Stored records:
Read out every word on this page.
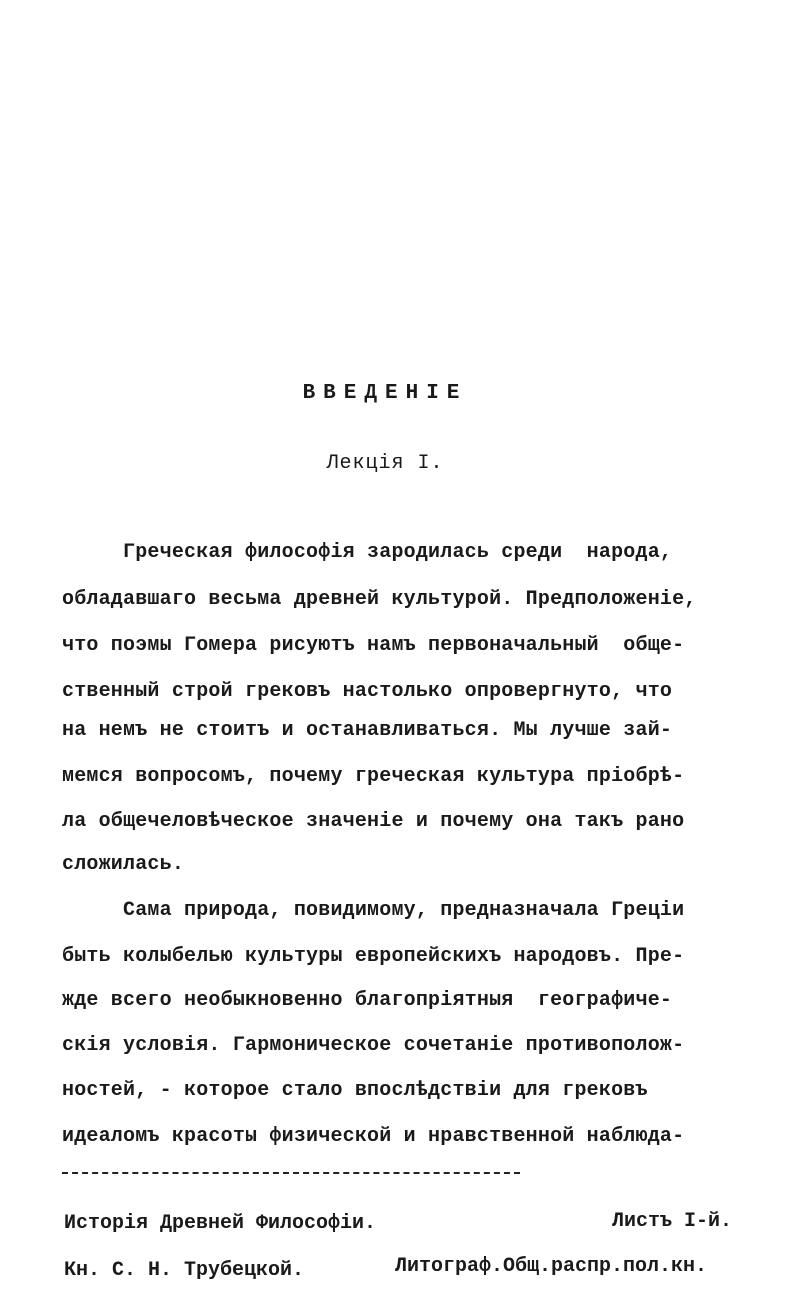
ВВЕДЕНІЕ
Лекція I.
Греческая философія зародилась среди  народа,
обладавшаго весьма древней культурой. Предположеніе,
что поэмы Гомера рисуютъ намъ первоначальный  обще-
ственный строй грековъ настолько опровергнуто, что
на немъ не стоитъ и останавливаться. Мы лучше зай-
мемся вопросомъ, почему греческая культура пріобрѣ-
ла общечеловѣческое значеніе и почему она такъ рано
сложилась.
Сама природа, повидимому, предназначала Греціи
быть колыбелью культуры европейскихъ народовъ. Пре-
жде всего необыкновенно благопріятныя  географиче-
скія условія. Гармоническое сочетаніе противополож-
ностей, - которое стало впослѣдствіи для грековъ
идеаломъ красоты физической и нравственной наблюда-
Исторія Древней Философіи.	Листъ I-й.
Кн. С. Н. Трубецкой.	Литограф.Общ.распр.пол.кн.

Do this -
All of the data needs repeating exactly, but the pictures do not.

Task solution -
Read out every word on this page.
ВВЕДЕНІЕ
Лекція I.
Греческая философія зародилась среди  народа,
обладавшаго весьма древней культурой. Предположеніе,
что поэмы Гомера рисуютъ намъ первоначальный  обще-
ственный строй грековъ настолько опровергнуто, что
на немъ не стоитъ и останавливаться. Мы лучше зай-
мемся вопросомъ, почему греческая культура пріобрѣ-
ла общечеловѣческое значеніе и почему она такъ рано
сложилась.
Сама природа, повидимому, предназначала Греціи
быть колыбелью культуры европейскихъ народовъ. Пре-
жде всего необыкновенно благопріятныя  географиче-
скія условія. Гармоническое сочетаніе противополож-
ностей, - которое стало впослѣдствіи для грековъ
идеаломъ красоты физической и нравственной наблюда-
Исторія Древней Философіи.	Листъ I-й.
Кн. С. Н. Трубецкой.	Литограф.Общ.распр.пол.кн.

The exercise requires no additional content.